[Work to complete] The response should be an exact transcription of the data below, free of images.

[Records for the exercise]
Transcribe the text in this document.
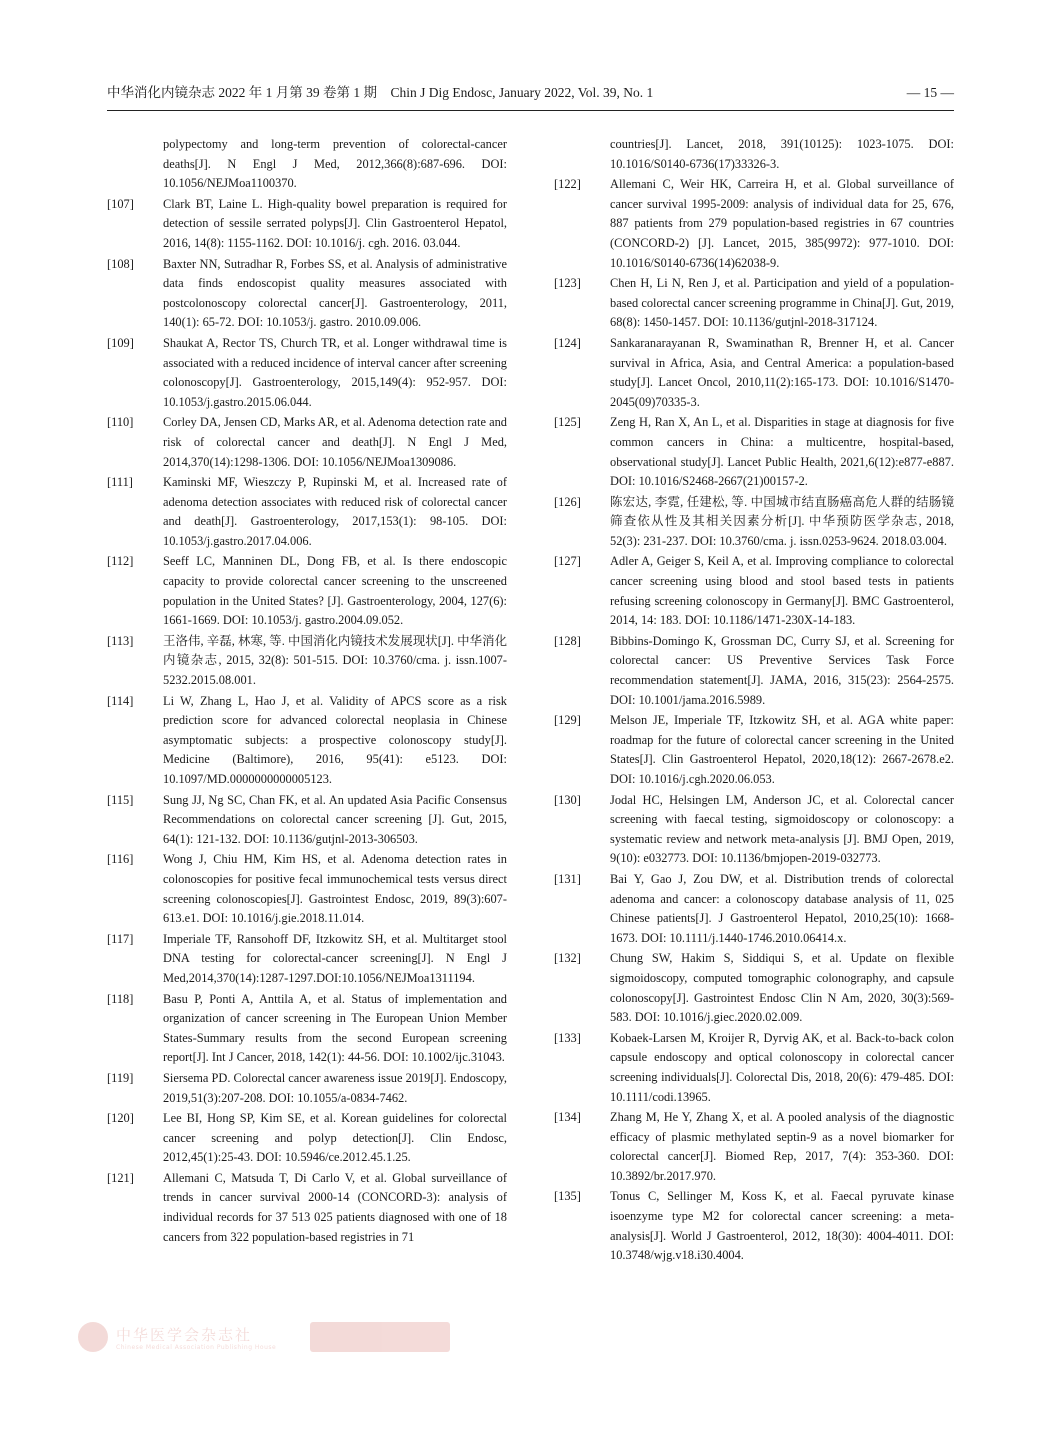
中华消化内镜杂志 2022 年 1 月第 39 卷第 1 期　Chin J Dig Endosc, January 2022, Vol. 39, No. 1	— 15 —
polypectomy and long-term prevention of colorectal-cancer deaths[J]. N Engl J Med, 2012,366(8):687-696. DOI: 10.1056/NEJMoa1100370.
[107] Clark BT, Laine L. High-quality bowel preparation is required for detection of sessile serrated polyps[J]. Clin Gastroenterol Hepatol, 2016, 14(8): 1155-1162. DOI: 10.1016/j. cgh. 2016. 03.044.
[108] Baxter NN, Sutradhar R, Forbes SS, et al. Analysis of administrative data finds endoscopist quality measures associated with postcolonoscopy colorectal cancer[J]. Gastroenterology, 2011, 140(1): 65-72. DOI: 10.1053/j. gastro. 2010.09.006.
[109] Shaukat A, Rector TS, Church TR, et al. Longer withdrawal time is associated with a reduced incidence of interval cancer after screening colonoscopy[J]. Gastroenterology, 2015,149(4): 952-957. DOI: 10.1053/j.gastro.2015.06.044.
[110] Corley DA, Jensen CD, Marks AR, et al. Adenoma detection rate and risk of colorectal cancer and death[J]. N Engl J Med, 2014,370(14):1298-1306. DOI: 10.1056/NEJMoa1309086.
[111] Kaminski MF, Wieszczy P, Rupinski M, et al. Increased rate of adenoma detection associates with reduced risk of colorectal cancer and death[J]. Gastroenterology, 2017,153(1): 98-105. DOI: 10.1053/j.gastro.2017.04.006.
[112] Seeff LC, Manninen DL, Dong FB, et al. Is there endoscopic capacity to provide colorectal cancer screening to the unscreened population in the United States? [J]. Gastroenterology, 2004, 127(6): 1661-1669. DOI: 10.1053/j. gastro.2004.09.052.
[113] 王洛伟, 辛磊, 林寒, 等. 中国消化内镜技术发展现状[J]. 中华消化内镜杂志, 2015, 32(8): 501-515. DOI: 10.3760/cma. j. issn.1007-5232.2015.08.001.
[114] Li W, Zhang L, Hao J, et al. Validity of APCS score as a risk prediction score for advanced colorectal neoplasia in Chinese asymptomatic subjects: a prospective colonoscopy study[J]. Medicine (Baltimore), 2016, 95(41): e5123. DOI: 10.1097/MD.0000000000005123.
[115] Sung JJ, Ng SC, Chan FK, et al. An updated Asia Pacific Consensus Recommendations on colorectal cancer screening [J]. Gut, 2015, 64(1): 121-132. DOI: 10.1136/gutjnl-2013-306503.
[116] Wong J, Chiu HM, Kim HS, et al. Adenoma detection rates in colonoscopies for positive fecal immunochemical tests versus direct screening colonoscopies[J]. Gastrointest Endosc, 2019, 89(3):607-613.e1. DOI: 10.1016/j.gie.2018.11.014.
[117] Imperiale TF, Ransohoff DF, Itzkowitz SH, et al. Multitarget stool DNA testing for colorectal-cancer screening[J]. N Engl J Med,2014,370(14):1287-1297.DOI:10.1056/NEJMoa1311194.
[118] Basu P, Ponti A, Anttila A, et al. Status of implementation and organization of cancer screening in The European Union Member States-Summary results from the second European screening report[J]. Int J Cancer, 2018, 142(1): 44-56. DOI: 10.1002/ijc.31043.
[119] Siersema PD. Colorectal cancer awareness issue 2019[J]. Endoscopy, 2019,51(3):207-208. DOI: 10.1055/a-0834-7462.
[120] Lee BI, Hong SP, Kim SE, et al. Korean guidelines for colorectal cancer screening and polyp detection[J]. Clin Endosc, 2012,45(1):25-43. DOI: 10.5946/ce.2012.45.1.25.
[121] Allemani C, Matsuda T, Di Carlo V, et al. Global surveillance of trends in cancer survival 2000-14 (CONCORD-3): analysis of individual records for 37 513 025 patients diagnosed with one of 18 cancers from 322 population-based registries in 71
countries[J]. Lancet, 2018, 391(10125): 1023-1075. DOI: 10.1016/S0140-6736(17)33326-3.
[122] Allemani C, Weir HK, Carreira H, et al. Global surveillance of cancer survival 1995-2009: analysis of individual data for 25, 676, 887 patients from 279 population-based registries in 67 countries (CONCORD-2) [J]. Lancet, 2015, 385(9972): 977-1010. DOI: 10.1016/S0140-6736(14)62038-9.
[123] Chen H, Li N, Ren J, et al. Participation and yield of a population-based colorectal cancer screening programme in China[J]. Gut, 2019, 68(8): 1450-1457. DOI: 10.1136/gutjnl-2018-317124.
[124] Sankaranarayanan R, Swaminathan R, Brenner H, et al. Cancer survival in Africa, Asia, and Central America: a population-based study[J]. Lancet Oncol, 2010,11(2):165-173. DOI: 10.1016/S1470-2045(09)70335-3.
[125] Zeng H, Ran X, An L, et al. Disparities in stage at diagnosis for five common cancers in China: a multicentre, hospital-based, observational study[J]. Lancet Public Health, 2021,6(12):e877-e887. DOI: 10.1016/S2468-2667(21)00157-2.
[126] 陈宏达, 李霓, 任建松, 等. 中国城市结直肠癌高危人群的结肠镜筛查依从性及其相关因素分析[J]. 中华预防医学杂志, 2018, 52(3): 231-237. DOI: 10.3760/cma. j. issn.0253-9624. 2018.03.004.
[127] Adler A, Geiger S, Keil A, et al. Improving compliance to colorectal cancer screening using blood and stool based tests in patients refusing screening colonoscopy in Germany[J]. BMC Gastroenterol, 2014, 14: 183. DOI: 10.1186/1471-230X-14-183.
[128] Bibbins-Domingo K, Grossman DC, Curry SJ, et al. Screening for colorectal cancer: US Preventive Services Task Force recommendation statement[J]. JAMA, 2016, 315(23): 2564-2575. DOI: 10.1001/jama.2016.5989.
[129] Melson JE, Imperiale TF, Itzkowitz SH, et al. AGA white paper: roadmap for the future of colorectal cancer screening in the United States[J]. Clin Gastroenterol Hepatol, 2020,18(12): 2667-2678.e2. DOI: 10.1016/j.cgh.2020.06.053.
[130] Jodal HC, Helsingen LM, Anderson JC, et al. Colorectal cancer screening with faecal testing, sigmoidoscopy or colonoscopy: a systematic review and network meta-analysis [J]. BMJ Open, 2019, 9(10): e032773. DOI: 10.1136/bmjopen-2019-032773.
[131] Bai Y, Gao J, Zou DW, et al. Distribution trends of colorectal adenoma and cancer: a colonoscopy database analysis of 11, 025 Chinese patients[J]. J Gastroenterol Hepatol, 2010,25(10): 1668-1673. DOI: 10.1111/j.1440-1746.2010.06414.x.
[132] Chung SW, Hakim S, Siddiqui S, et al. Update on flexible sigmoidoscopy, computed tomographic colonography, and capsule colonoscopy[J]. Gastrointest Endosc Clin N Am, 2020, 30(3):569-583. DOI: 10.1016/j.giec.2020.02.009.
[133] Kobaek-Larsen M, Kroijer R, Dyrvig AK, et al. Back-to-back colon capsule endoscopy and optical colonoscopy in colorectal cancer screening individuals[J]. Colorectal Dis, 2018, 20(6): 479-485. DOI: 10.1111/codi.13965.
[134] Zhang M, He Y, Zhang X, et al. A pooled analysis of the diagnostic efficacy of plasmic methylated septin-9 as a novel biomarker for colorectal cancer[J]. Biomed Rep, 2017, 7(4): 353-360. DOI: 10.3892/br.2017.970.
[135] Tonus C, Sellinger M, Koss K, et al. Faecal pyruvate kinase isoenzyme type M2 for colorectal cancer screening: a meta-analysis[J]. World J Gastroenterol, 2012, 18(30): 4004-4011. DOI: 10.3748/wjg.v18.i30.4004.
中华医学会杂志社
Chinese Medical Association Publishing House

[Expected answer]
Transcribe the text in this document.
中华消化内镜杂志 2022 年 1 月第 39 卷第 1 期　Chin J Dig Endosc, January 2022, Vol. 39, No. 1	— 15 —
polypectomy and long-term prevention of colorectal-cancer deaths[J]. N Engl J Med, 2012,366(8):687-696. DOI: 10.1056/NEJMoa1100370.
[107] Clark BT, Laine L. High-quality bowel preparation is required for detection of sessile serrated polyps[J]. Clin Gastroenterol Hepatol, 2016, 14(8): 1155-1162. DOI: 10.1016/j. cgh. 2016. 03.044.
[108] Baxter NN, Sutradhar R, Forbes SS, et al. Analysis of administrative data finds endoscopist quality measures associated with postcolonoscopy colorectal cancer[J]. Gastroenterology, 2011, 140(1): 65-72. DOI: 10.1053/j. gastro. 2010.09.006.
[109] Shaukat A, Rector TS, Church TR, et al. Longer withdrawal time is associated with a reduced incidence of interval cancer after screening colonoscopy[J]. Gastroenterology, 2015,149(4): 952-957. DOI: 10.1053/j.gastro.2015.06.044.
[110] Corley DA, Jensen CD, Marks AR, et al. Adenoma detection rate and risk of colorectal cancer and death[J]. N Engl J Med, 2014,370(14):1298-1306. DOI: 10.1056/NEJMoa1309086.
[111] Kaminski MF, Wieszczy P, Rupinski M, et al. Increased rate of adenoma detection associates with reduced risk of colorectal cancer and death[J]. Gastroenterology, 2017,153(1): 98-105. DOI: 10.1053/j.gastro.2017.04.006.
[112] Seeff LC, Manninen DL, Dong FB, et al. Is there endoscopic capacity to provide colorectal cancer screening to the unscreened population in the United States? [J]. Gastroenterology, 2004, 127(6): 1661-1669. DOI: 10.1053/j. gastro.2004.09.052.
[113] 王洛伟, 辛磊, 林寒, 等. 中国消化内镜技术发展现状[J]. 中华消化内镜杂志, 2015, 32(8): 501-515. DOI: 10.3760/cma. j. issn.1007-5232.2015.08.001.
[114] Li W, Zhang L, Hao J, et al. Validity of APCS score as a risk prediction score for advanced colorectal neoplasia in Chinese asymptomatic subjects: a prospective colonoscopy study[J]. Medicine (Baltimore), 2016, 95(41): e5123. DOI: 10.1097/MD.0000000000005123.
[115] Sung JJ, Ng SC, Chan FK, et al. An updated Asia Pacific Consensus Recommendations on colorectal cancer screening [J]. Gut, 2015, 64(1): 121-132. DOI: 10.1136/gutjnl-2013-306503.
[116] Wong J, Chiu HM, Kim HS, et al. Adenoma detection rates in colonoscopies for positive fecal immunochemical tests versus direct screening colonoscopies[J]. Gastrointest Endosc, 2019, 89(3):607-613.e1. DOI: 10.1016/j.gie.2018.11.014.
[117] Imperiale TF, Ransohoff DF, Itzkowitz SH, et al. Multitarget stool DNA testing for colorectal-cancer screening[J]. N Engl J Med,2014,370(14):1287-1297.DOI:10.1056/NEJMoa1311194.
[118] Basu P, Ponti A, Anttila A, et al. Status of implementation and organization of cancer screening in The European Union Member States-Summary results from the second European screening report[J]. Int J Cancer, 2018, 142(1): 44-56. DOI: 10.1002/ijc.31043.
[119] Siersema PD. Colorectal cancer awareness issue 2019[J]. Endoscopy, 2019,51(3):207-208. DOI: 10.1055/a-0834-7462.
[120] Lee BI, Hong SP, Kim SE, et al. Korean guidelines for colorectal cancer screening and polyp detection[J]. Clin Endosc, 2012,45(1):25-43. DOI: 10.5946/ce.2012.45.1.25.
[121] Allemani C, Matsuda T, Di Carlo V, et al. Global surveillance of trends in cancer survival 2000-14 (CONCORD-3): analysis of individual records for 37 513 025 patients diagnosed with one of 18 cancers from 322 population-based registries in 71
countries[J]. Lancet, 2018, 391(10125): 1023-1075. DOI: 10.1016/S0140-6736(17)33326-3.
[122] Allemani C, Weir HK, Carreira H, et al. Global surveillance of cancer survival 1995-2009: analysis of individual data for 25, 676, 887 patients from 279 population-based registries in 67 countries (CONCORD-2) [J]. Lancet, 2015, 385(9972): 977-1010. DOI: 10.1016/S0140-6736(14)62038-9.
[123] Chen H, Li N, Ren J, et al. Participation and yield of a population-based colorectal cancer screening programme in China[J]. Gut, 2019, 68(8): 1450-1457. DOI: 10.1136/gutjnl-2018-317124.
[124] Sankaranarayanan R, Swaminathan R, Brenner H, et al. Cancer survival in Africa, Asia, and Central America: a population-based study[J]. Lancet Oncol, 2010,11(2):165-173. DOI: 10.1016/S1470-2045(09)70335-3.
[125] Zeng H, Ran X, An L, et al. Disparities in stage at diagnosis for five common cancers in China: a multicentre, hospital-based, observational study[J]. Lancet Public Health, 2021,6(12):e877-e887. DOI: 10.1016/S2468-2667(21)00157-2.
[126] 陈宏达, 李霓, 任建松, 等. 中国城市结直肠癌高危人群的结肠镜筛查依从性及其相关因素分析[J]. 中华预防医学杂志, 2018, 52(3): 231-237. DOI: 10.3760/cma. j. issn.0253-9624. 2018.03.004.
[127] Adler A, Geiger S, Keil A, et al. Improving compliance to colorectal cancer screening using blood and stool based tests in patients refusing screening colonoscopy in Germany[J]. BMC Gastroenterol, 2014, 14: 183. DOI: 10.1186/1471-230X-14-183.
[128] Bibbins-Domingo K, Grossman DC, Curry SJ, et al. Screening for colorectal cancer: US Preventive Services Task Force recommendation statement[J]. JAMA, 2016, 315(23): 2564-2575. DOI: 10.1001/jama.2016.5989.
[129] Melson JE, Imperiale TF, Itzkowitz SH, et al. AGA white paper: roadmap for the future of colorectal cancer screening in the United States[J]. Clin Gastroenterol Hepatol, 2020,18(12): 2667-2678.e2. DOI: 10.1016/j.cgh.2020.06.053.
[130] Jodal HC, Helsingen LM, Anderson JC, et al. Colorectal cancer screening with faecal testing, sigmoidoscopy or colonoscopy: a systematic review and network meta-analysis [J]. BMJ Open, 2019, 9(10): e032773. DOI: 10.1136/bmjopen-2019-032773.
[131] Bai Y, Gao J, Zou DW, et al. Distribution trends of colorectal adenoma and cancer: a colonoscopy database analysis of 11, 025 Chinese patients[J]. J Gastroenterol Hepatol, 2010,25(10): 1668-1673. DOI: 10.1111/j.1440-1746.2010.06414.x.
[132] Chung SW, Hakim S, Siddiqui S, et al. Update on flexible sigmoidoscopy, computed tomographic colonography, and capsule colonoscopy[J]. Gastrointest Endosc Clin N Am, 2020, 30(3):569-583. DOI: 10.1016/j.giec.2020.02.009.
[133] Kobaek-Larsen M, Kroijer R, Dyrvig AK, et al. Back-to-back colon capsule endoscopy and optical colonoscopy in colorectal cancer screening individuals[J]. Colorectal Dis, 2018, 20(6): 479-485. DOI: 10.1111/codi.13965.
[134] Zhang M, He Y, Zhang X, et al. A pooled analysis of the diagnostic efficacy of plasmic methylated septin-9 as a novel biomarker for colorectal cancer[J]. Biomed Rep, 2017, 7(4): 353-360. DOI: 10.3892/br.2017.970.
[135] Tonus C, Sellinger M, Koss K, et al. Faecal pyruvate kinase isoenzyme type M2 for colorectal cancer screening: a meta-analysis[J]. World J Gastroenterol, 2012, 18(30): 4004-4011. DOI: 10.3748/wjg.v18.i30.4004.
中华医学会杂志社
Chinese Medical Association Publishing House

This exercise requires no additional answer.